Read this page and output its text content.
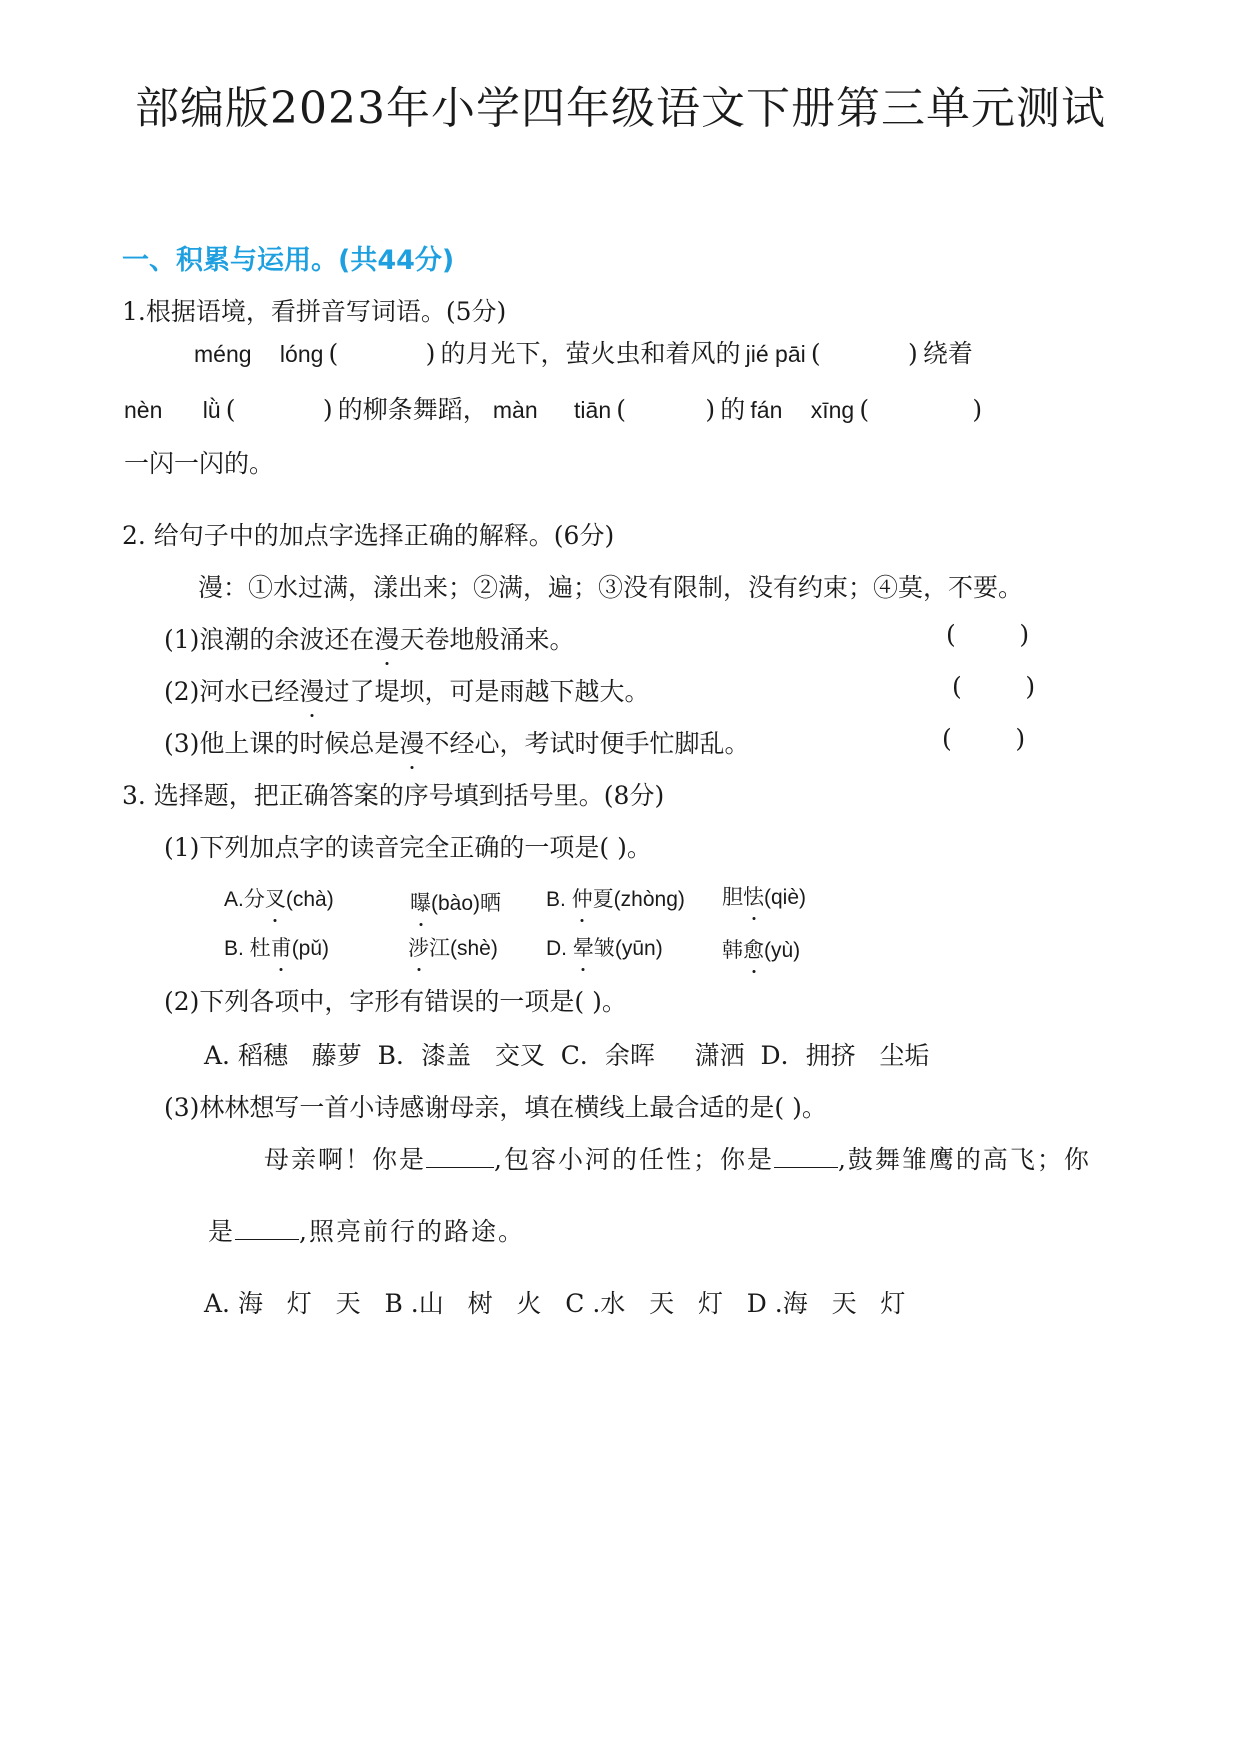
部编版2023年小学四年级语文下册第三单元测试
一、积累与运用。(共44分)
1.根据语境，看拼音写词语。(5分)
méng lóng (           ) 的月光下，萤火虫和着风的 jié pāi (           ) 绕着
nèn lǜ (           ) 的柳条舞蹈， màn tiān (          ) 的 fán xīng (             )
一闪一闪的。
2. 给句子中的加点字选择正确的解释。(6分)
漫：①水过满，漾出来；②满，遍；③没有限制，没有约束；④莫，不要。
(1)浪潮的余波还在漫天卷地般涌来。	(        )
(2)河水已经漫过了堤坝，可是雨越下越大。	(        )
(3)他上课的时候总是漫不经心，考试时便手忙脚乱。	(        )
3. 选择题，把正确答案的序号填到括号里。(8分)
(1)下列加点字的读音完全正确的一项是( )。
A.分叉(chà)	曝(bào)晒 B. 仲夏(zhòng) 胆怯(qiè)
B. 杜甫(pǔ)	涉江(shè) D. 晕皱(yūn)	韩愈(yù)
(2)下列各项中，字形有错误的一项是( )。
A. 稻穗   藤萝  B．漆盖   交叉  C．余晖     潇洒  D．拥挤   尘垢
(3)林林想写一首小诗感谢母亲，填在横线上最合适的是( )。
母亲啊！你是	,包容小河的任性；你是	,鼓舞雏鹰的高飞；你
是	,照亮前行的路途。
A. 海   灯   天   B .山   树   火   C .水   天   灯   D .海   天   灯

Exercise objective:
Print the records word for word and exclude any picture they hold.

Exercise solution:
Read this page and output its text content.
部编版2023年小学四年级语文下册第三单元测试
一、积累与运用。(共44分)
1.根据语境，看拼音写词语。(5分)
méng lóng (           ) 的月光下，萤火虫和着风的 jié pāi (           ) 绕着
nèn lǜ (           ) 的柳条舞蹈， màn tiān (          ) 的 fán xīng (             )
一闪一闪的。
2. 给句子中的加点字选择正确的解释。(6分)
漫：①水过满，漾出来；②满，遍；③没有限制，没有约束；④莫，不要。
(1)浪潮的余波还在漫天卷地般涌来。	(        )
(2)河水已经漫过了堤坝，可是雨越下越大。	(        )
(3)他上课的时候总是漫不经心，考试时便手忙脚乱。	(        )
3. 选择题，把正确答案的序号填到括号里。(8分)
(1)下列加点字的读音完全正确的一项是( )。
A.分叉(chà)	曝(bào)晒 B. 仲夏(zhòng) 胆怯(qiè)
B. 杜甫(pǔ)	涉江(shè) D. 晕皱(yūn)	韩愈(yù)
(2)下列各项中，字形有错误的一项是( )。
A. 稻穗   藤萝  B．漆盖   交叉  C．余晖     潇洒  D．拥挤   尘垢
(3)林林想写一首小诗感谢母亲，填在横线上最合适的是( )。
母亲啊！你是	,包容小河的任性；你是	,鼓舞雏鹰的高飞；你
是	,照亮前行的路途。
A. 海   灯   天   B .山   树   火   C .水   天   灯   D .海   天   灯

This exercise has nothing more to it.